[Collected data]
------------------------------------------------------------

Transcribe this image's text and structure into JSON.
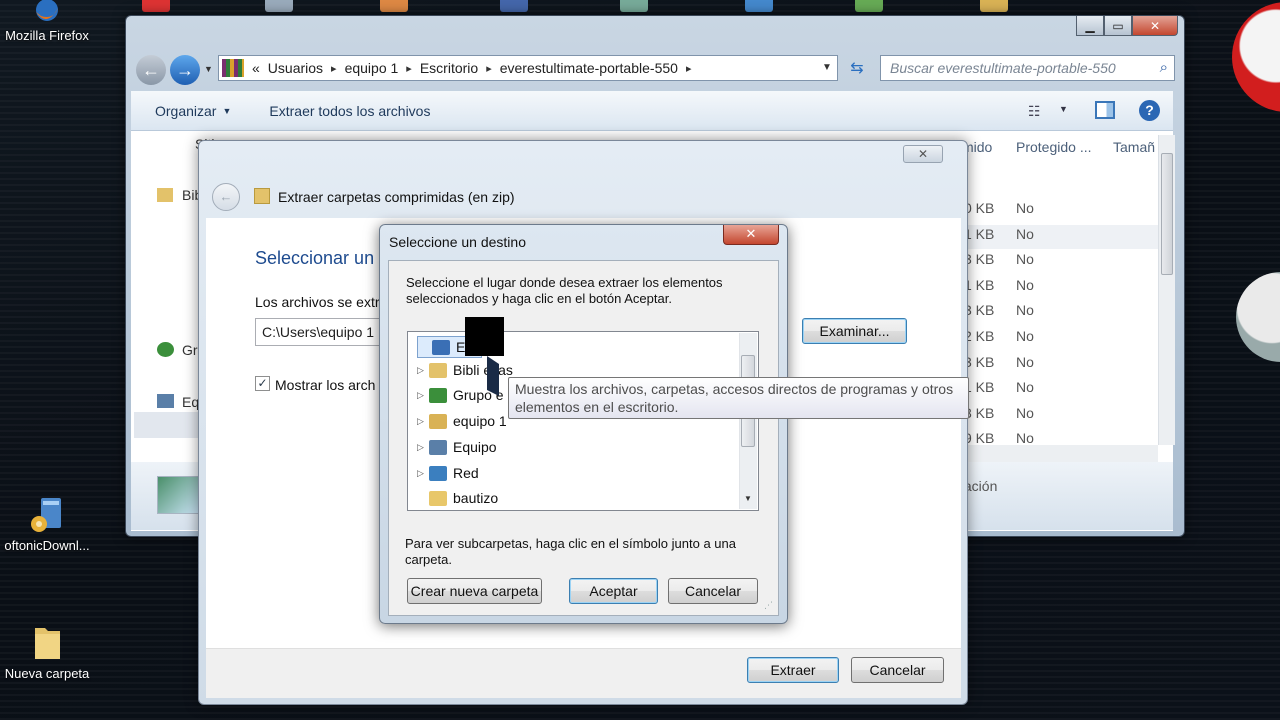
{
  "desktop": {
    "icons": [
      {
        "label": "Mozilla Firefox"
      },
      {
        "label": "oftonicDownl..."
      },
      {
        "label": "Nueva carpeta"
      }
    ]
  },
  "explorer": {
    "address": {
      "crumbs": [
        "Usuarios",
        "equipo 1",
        "Escritorio",
        "everestultimate-portable-550"
      ],
      "prefix": "«"
    },
    "search_placeholder": "Buscar everestultimate-portable-550",
    "toolbar": {
      "organize": "Organizar",
      "extract_all": "Extraer todos los archivos"
    },
    "columns": {
      "partial_a": "mido",
      "protected": "Protegido ...",
      "size": "Tamañ"
    },
    "rows": [
      {
        "size": "0 KB",
        "protected": "No"
      },
      {
        "size": "1 KB",
        "protected": "No"
      },
      {
        "size": "3 KB",
        "protected": "No"
      },
      {
        "size": "1 KB",
        "protected": "No"
      },
      {
        "size": "3 KB",
        "protected": "No"
      },
      {
        "size": "2 KB",
        "protected": "No"
      },
      {
        "size": "3 KB",
        "protected": "No"
      },
      {
        "size": "1 KB",
        "protected": "No"
      },
      {
        "size": "3 KB",
        "protected": "No"
      },
      {
        "size": "9 KB",
        "protected": "No"
      }
    ],
    "nav_partial": {
      "sitios": "Siti",
      "biblio": "Bibl",
      "grupo": "Gr",
      "equipo": "Equi"
    },
    "status_partial": "tación"
  },
  "wizard": {
    "title": "Extraer carpetas comprimidas (en zip)",
    "heading": "Seleccionar un",
    "files_label": "Los archivos se extr",
    "path_value": "C:\\Users\\equipo 1",
    "browse": "Examinar...",
    "show_label": "Mostrar los arch",
    "extract": "Extraer",
    "cancel": "Cancelar"
  },
  "dialog": {
    "title": "Seleccione un destino",
    "instructions": "Seleccione el lugar donde desea extraer los elementos seleccionados y haga clic en el botón Aceptar.",
    "tree": [
      {
        "label": "Esc",
        "selected": true,
        "icon": "desktop-icon"
      },
      {
        "label": "Bibli     ecas",
        "icon": "libraries-icon"
      },
      {
        "label": "Grupo e",
        "icon": "homegroup-icon"
      },
      {
        "label": "equipo 1",
        "icon": "user-folder-icon"
      },
      {
        "label": "Equipo",
        "icon": "computer-icon"
      },
      {
        "label": "Red",
        "icon": "network-icon"
      },
      {
        "label": "bautizo",
        "icon": "folder-icon"
      }
    ],
    "hint": "Para ver subcarpetas, haga clic en el símbolo junto a una carpeta.",
    "new_folder": "Crear nueva carpeta",
    "ok": "Aceptar",
    "cancel": "Cancelar",
    "tooltip": "Muestra los archivos, carpetas, accesos directos de programas y otros elementos en el escritorio."
  },
  "colors": {
    "accent": "#1e395b",
    "close_red": "#c4472f",
    "desktop": "#0b1119"
  }
}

------------------------------------------------------------

AIM OF THE EXERCISE:
Show all lines from the records above where the word "Seleccione" occurs.

RESULT OF THIS TASK:
    "title": "Seleccione un destino",
    "instructions": "Seleccione el lugar donde desea extraer los elementos seleccionados y haga clic en el botón Aceptar.",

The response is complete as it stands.